Count the lines in the records below that contain the word "this", and reply with only that number.
-- Start Provided information --
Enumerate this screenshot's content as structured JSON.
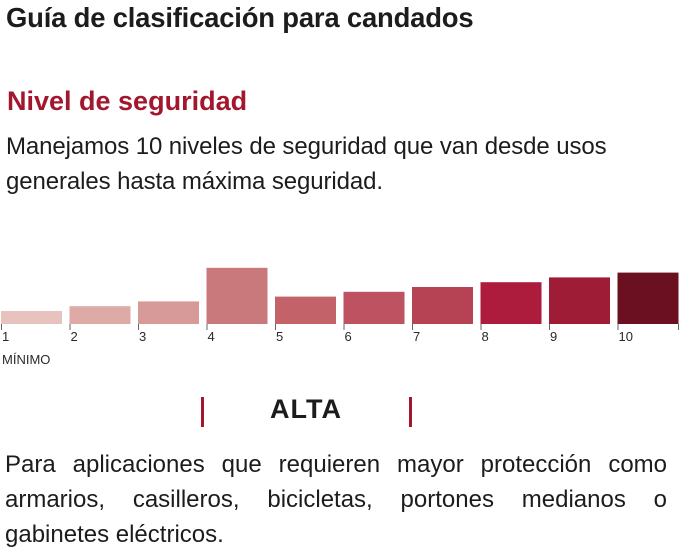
{
  "title": "Guía de clasificación para candados",
  "section": {
    "heading": "Nivel de seguridad",
    "intro": "Manejamos 10 niveles de seguridad que van desde usos generales hasta máxima seguridad."
  },
  "chart_data": {
    "type": "bar",
    "categories": [
      "1",
      "2",
      "3",
      "4",
      "5",
      "6",
      "7",
      "8",
      "9",
      "10"
    ],
    "values": [
      1,
      2,
      3,
      10,
      4,
      5,
      6,
      7,
      8,
      9
    ],
    "highlighted_level": "4",
    "min_label": "MÍNIMO",
    "colors": [
      "#e8c3bd",
      "#deaaa6",
      "#d89a99",
      "#c9787b",
      "#c4626a",
      "#bf5260",
      "#b64353",
      "#ad1c3d",
      "#9e1c36",
      "#6a1020"
    ]
  },
  "selected_level": {
    "label": "ALTA",
    "description": "Para aplicaciones que requieren mayor protección como armarios, casilleros, bicicletas, portones medianos o gabinetes eléctricos."
  },
  "colors": {
    "accent": "#a3172e",
    "text": "#1c1c1c"
  }
}
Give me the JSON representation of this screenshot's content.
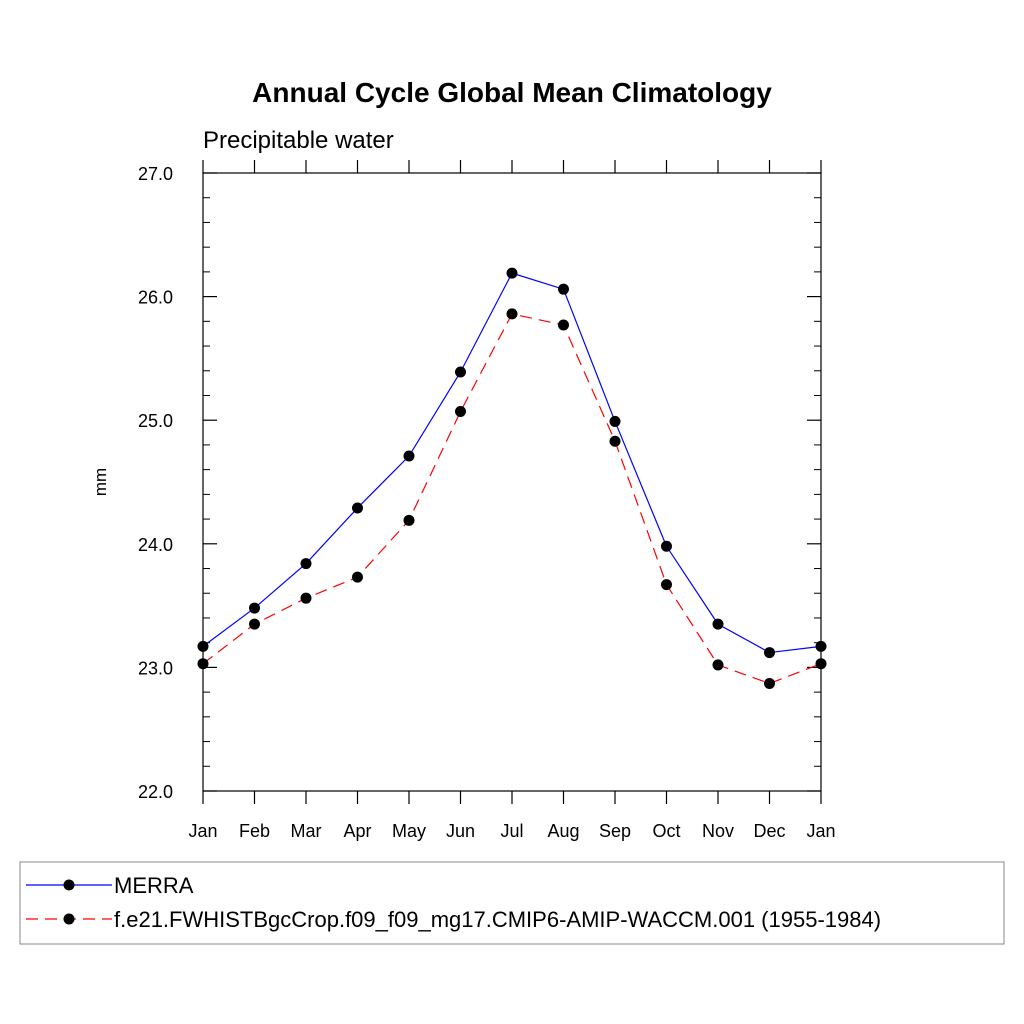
{
  "chart_data": {
    "type": "line",
    "title": "Annual Cycle Global Mean Climatology",
    "subtitle": "Precipitable water",
    "xlabel": "",
    "ylabel": "mm",
    "categories": [
      "Jan",
      "Feb",
      "Mar",
      "Apr",
      "May",
      "Jun",
      "Jul",
      "Aug",
      "Sep",
      "Oct",
      "Nov",
      "Dec",
      "Jan"
    ],
    "ylim": [
      22.0,
      27.0
    ],
    "yticks": [
      "22.0",
      "23.0",
      "24.0",
      "25.0",
      "26.0",
      "27.0"
    ],
    "grid": false,
    "legend_position": "bottom",
    "series": [
      {
        "name": "MERRA",
        "color": "#0000ff",
        "style": "solid",
        "marker": "circle",
        "values": [
          23.17,
          23.48,
          23.84,
          24.29,
          24.71,
          25.39,
          26.19,
          26.06,
          24.99,
          23.98,
          23.35,
          23.12,
          23.17
        ]
      },
      {
        "name": "f.e21.FWHISTBgcCrop.f09_f09_mg17.CMIP6-AMIP-WACCM.001 (1955-1984)",
        "color": "#ff0000",
        "style": "dashed",
        "marker": "circle",
        "values": [
          23.03,
          23.35,
          23.56,
          23.73,
          24.19,
          25.07,
          25.86,
          25.77,
          24.83,
          23.67,
          23.02,
          22.87,
          23.03
        ]
      }
    ]
  }
}
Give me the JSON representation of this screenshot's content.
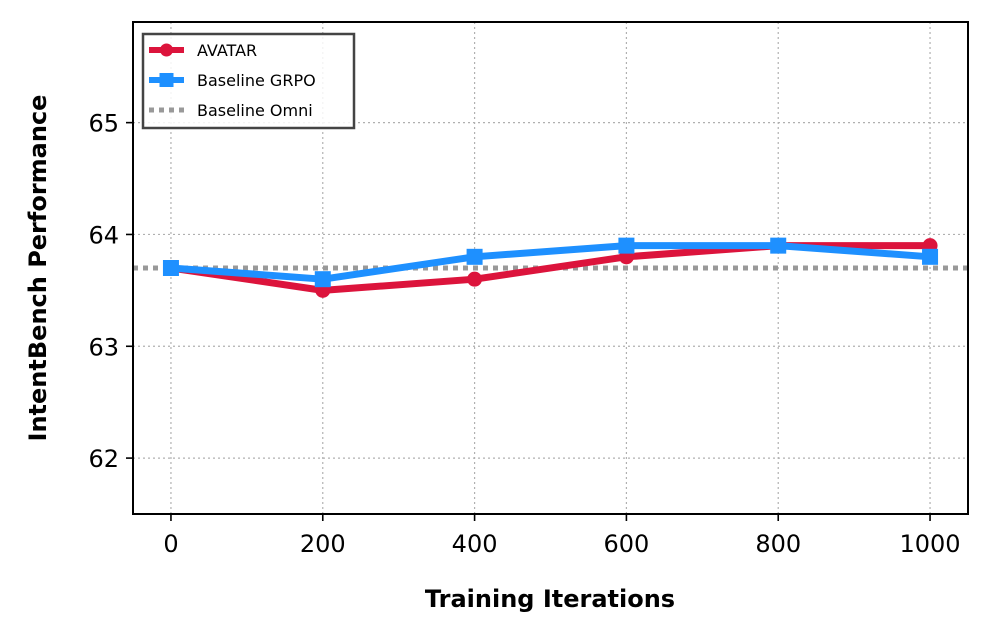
{
  "chart_data": {
    "type": "line",
    "title": "",
    "xlabel": "Training Iterations",
    "ylabel": "IntentBench Performance",
    "xlim": [
      -50,
      1050
    ],
    "ylim": [
      61.5,
      65.9
    ],
    "xticks": [
      0,
      200,
      400,
      600,
      800,
      1000
    ],
    "xtick_labels": [
      "0",
      "200",
      "400",
      "600",
      "800",
      "1000"
    ],
    "yticks": [
      62,
      63,
      64,
      65
    ],
    "ytick_labels": [
      "62",
      "63",
      "64",
      "65"
    ],
    "grid": true,
    "legend_position": "top-left",
    "series": [
      {
        "name": "AVATAR",
        "color": "#dc143c",
        "marker": "circle",
        "style": "solid",
        "x": [
          0,
          200,
          400,
          600,
          800,
          1000
        ],
        "values": [
          63.7,
          63.5,
          63.6,
          63.8,
          63.9,
          63.9
        ]
      },
      {
        "name": "Baseline GRPO",
        "color": "#1e90ff",
        "marker": "square",
        "style": "solid",
        "x": [
          0,
          200,
          400,
          600,
          800,
          1000
        ],
        "values": [
          63.7,
          63.6,
          63.8,
          63.9,
          63.9,
          63.8
        ]
      },
      {
        "name": "Baseline Omni",
        "color": "#999999",
        "marker": "none",
        "style": "dotted",
        "hline": 63.7
      }
    ]
  }
}
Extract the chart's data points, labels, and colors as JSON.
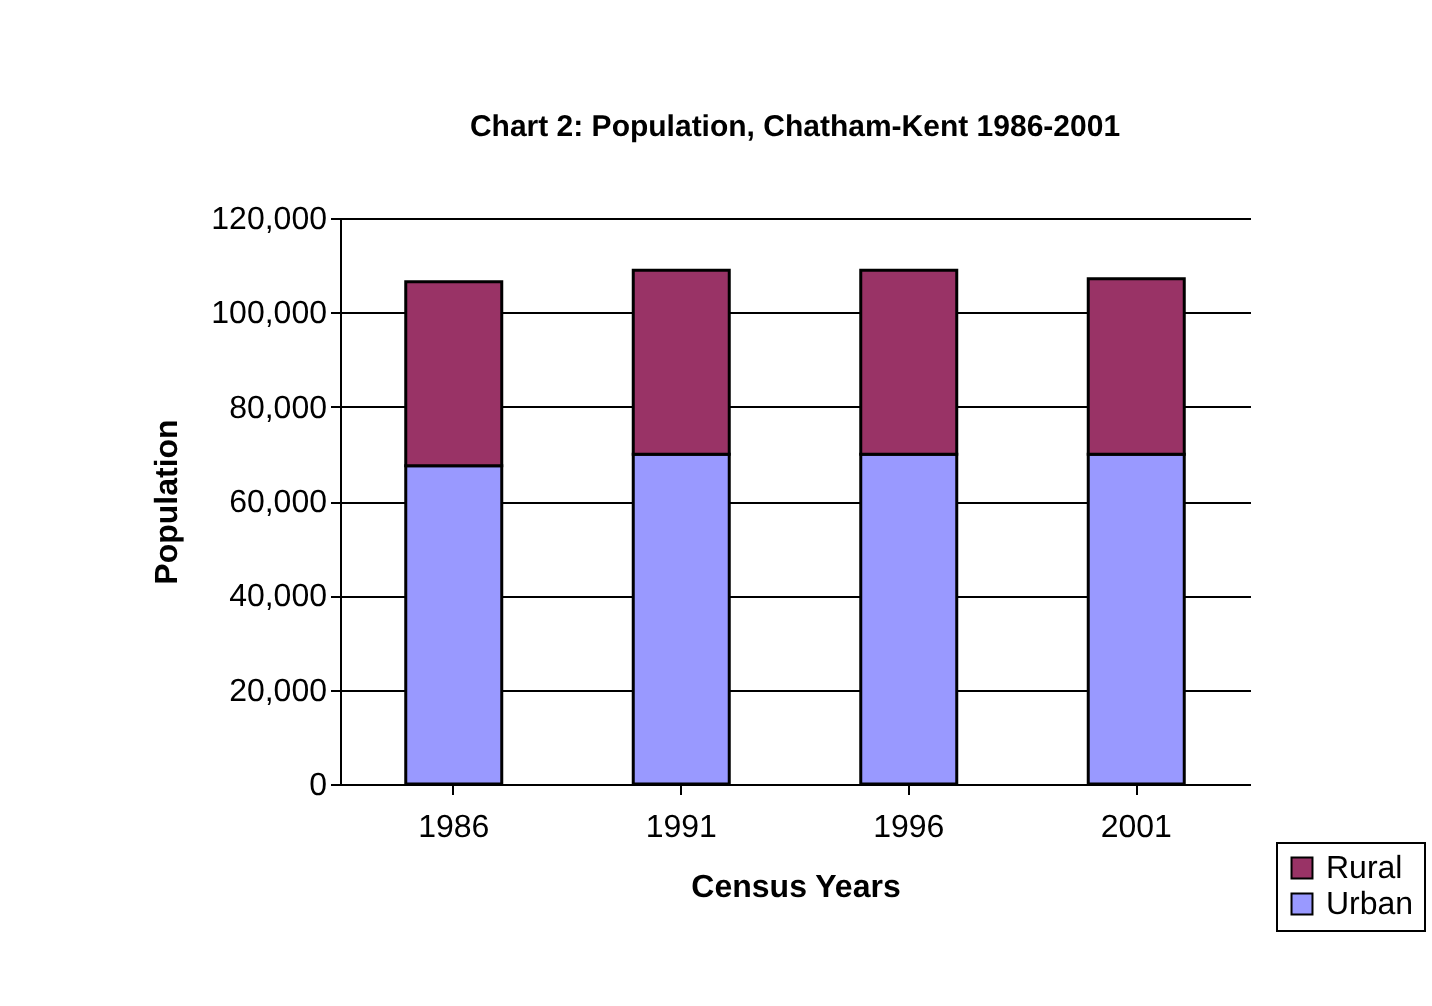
{
  "chart_data": {
    "type": "bar",
    "title": "Chart 2: Population, Chatham-Kent 1986-2001",
    "xlabel": "Census Years",
    "ylabel": "Population",
    "categories": [
      "1986",
      "1991",
      "1996",
      "2001"
    ],
    "series": [
      {
        "name": "Urban",
        "color": "#9999ff",
        "values": [
          67500,
          69900,
          69900,
          69900
        ]
      },
      {
        "name": "Rural",
        "color": "#993366",
        "values": [
          39000,
          39000,
          39000,
          37200
        ]
      }
    ],
    "stacked": true,
    "ylim": [
      0,
      120000
    ],
    "yticks": [
      0,
      {
        "value": 20000,
        "label": "20,000"
      },
      {
        "value": 40000,
        "label": "40,000"
      },
      {
        "value": 60000,
        "label": "60,000"
      },
      {
        "value": 80000,
        "label": "80,000"
      },
      {
        "value": 100000,
        "label": "100,000"
      },
      {
        "value": 120000,
        "label": "120,000"
      }
    ],
    "grid": "y",
    "legend": "bottom right"
  }
}
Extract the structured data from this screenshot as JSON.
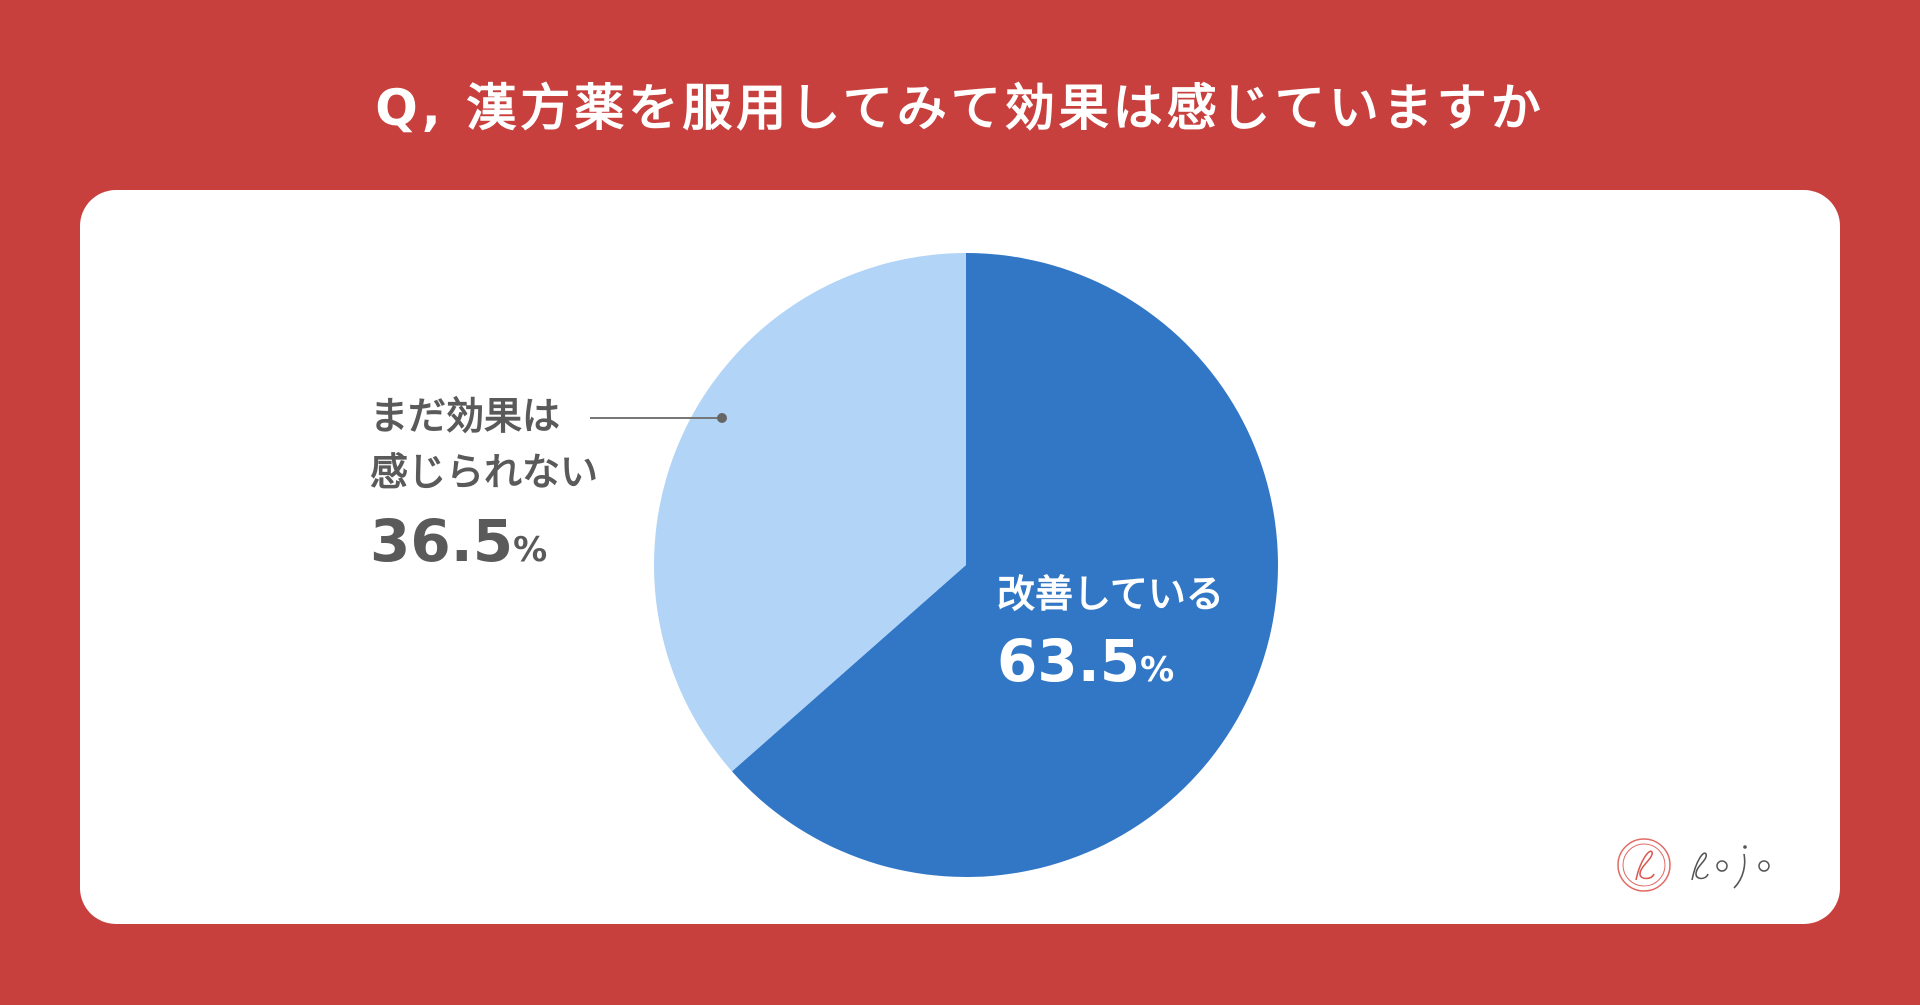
{
  "title": "Q, 漢方薬を服用してみて効果は感じていますか",
  "colors": {
    "background": "#c8403e",
    "card": "#ffffff",
    "improving": "#3277c6",
    "not_yet": "#b2d4f7",
    "label_gray": "#5a5a5a"
  },
  "chart_data": {
    "type": "pie",
    "title": "Q, 漢方薬を服用してみて効果は感じていますか",
    "slices": [
      {
        "label": "改善している",
        "value": 63.5,
        "display": "63.5",
        "unit": "%",
        "color": "#3277c6"
      },
      {
        "label_lines": [
          "まだ効果は",
          "感じられない"
        ],
        "value": 36.5,
        "display": "36.5",
        "unit": "%",
        "color": "#b2d4f7"
      }
    ],
    "start": "12 o'clock, clockwise",
    "legend": "none"
  },
  "logo": {
    "icon": "yojo-logo-icon"
  }
}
-- End Provided information --
▶ _Exercise result_
4